Report the total number of lines that include the string "学生能够理解乌鸦喝水的动作和表情", without any other text.

■ Material to process
--------

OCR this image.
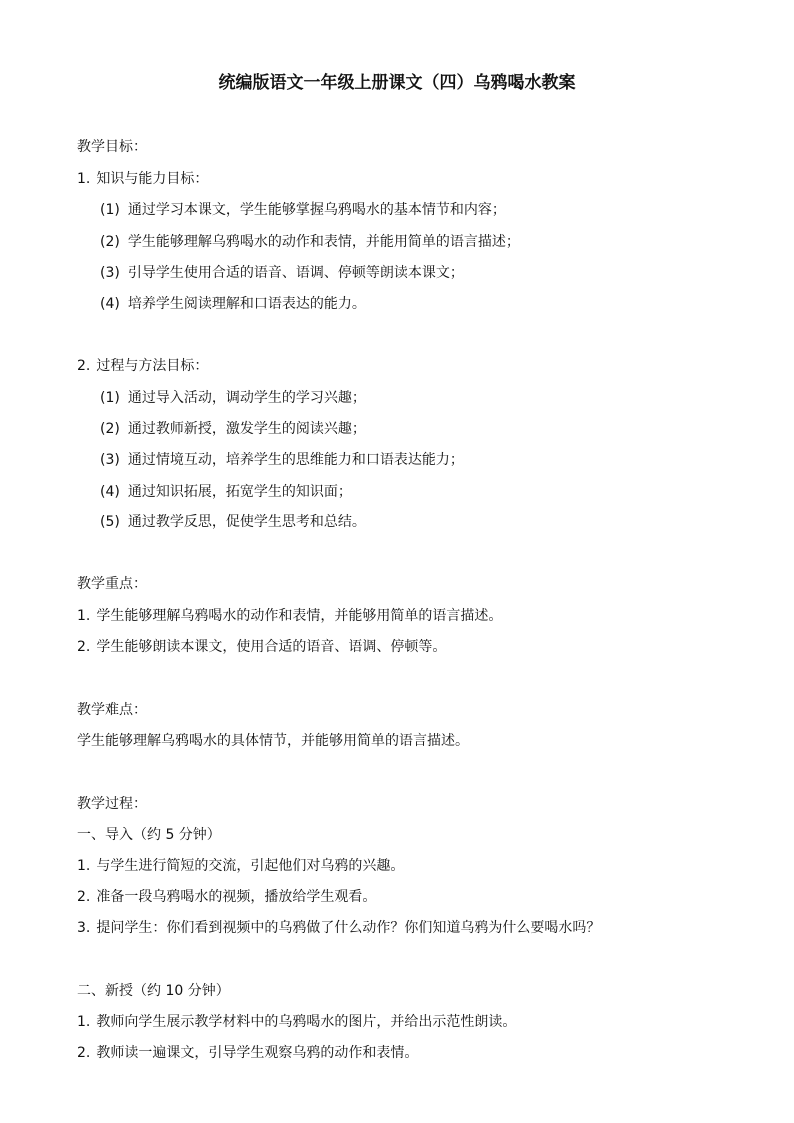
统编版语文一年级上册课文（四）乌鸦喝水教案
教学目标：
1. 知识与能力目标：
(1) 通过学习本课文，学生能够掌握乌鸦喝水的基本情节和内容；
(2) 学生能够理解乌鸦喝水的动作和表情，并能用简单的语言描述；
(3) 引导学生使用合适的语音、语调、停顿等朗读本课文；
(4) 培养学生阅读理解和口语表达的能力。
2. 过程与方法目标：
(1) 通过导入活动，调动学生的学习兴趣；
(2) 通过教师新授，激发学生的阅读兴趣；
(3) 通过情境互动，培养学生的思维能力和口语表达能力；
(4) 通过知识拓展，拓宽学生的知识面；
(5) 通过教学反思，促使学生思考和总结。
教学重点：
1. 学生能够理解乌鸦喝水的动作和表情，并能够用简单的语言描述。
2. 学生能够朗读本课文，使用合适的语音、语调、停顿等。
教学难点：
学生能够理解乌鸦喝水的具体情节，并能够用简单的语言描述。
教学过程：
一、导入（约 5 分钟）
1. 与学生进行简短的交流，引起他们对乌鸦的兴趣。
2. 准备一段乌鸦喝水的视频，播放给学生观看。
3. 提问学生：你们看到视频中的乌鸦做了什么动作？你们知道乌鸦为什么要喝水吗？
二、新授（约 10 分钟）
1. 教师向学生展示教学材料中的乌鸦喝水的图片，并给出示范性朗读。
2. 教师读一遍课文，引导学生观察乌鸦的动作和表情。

--------

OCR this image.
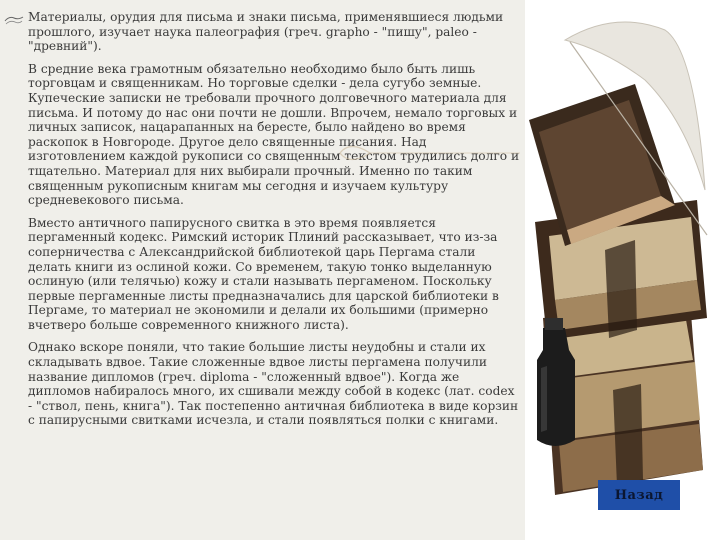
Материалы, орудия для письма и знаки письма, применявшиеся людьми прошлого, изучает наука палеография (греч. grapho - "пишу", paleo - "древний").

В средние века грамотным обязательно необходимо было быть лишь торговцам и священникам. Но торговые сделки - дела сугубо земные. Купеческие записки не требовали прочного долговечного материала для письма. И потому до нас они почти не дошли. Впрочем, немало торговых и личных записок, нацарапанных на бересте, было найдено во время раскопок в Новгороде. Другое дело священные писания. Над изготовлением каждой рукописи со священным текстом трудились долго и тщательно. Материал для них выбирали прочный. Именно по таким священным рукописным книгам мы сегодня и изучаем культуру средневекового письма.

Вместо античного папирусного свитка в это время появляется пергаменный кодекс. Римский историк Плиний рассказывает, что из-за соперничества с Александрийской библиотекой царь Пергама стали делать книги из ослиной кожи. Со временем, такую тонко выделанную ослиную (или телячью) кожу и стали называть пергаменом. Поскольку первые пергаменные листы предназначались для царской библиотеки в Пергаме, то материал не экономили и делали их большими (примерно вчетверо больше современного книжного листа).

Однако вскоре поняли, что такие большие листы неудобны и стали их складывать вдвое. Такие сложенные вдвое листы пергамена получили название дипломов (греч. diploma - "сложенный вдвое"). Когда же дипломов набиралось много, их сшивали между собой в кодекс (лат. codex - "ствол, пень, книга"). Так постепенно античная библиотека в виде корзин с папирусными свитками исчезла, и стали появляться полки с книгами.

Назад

--------

■ Task output
2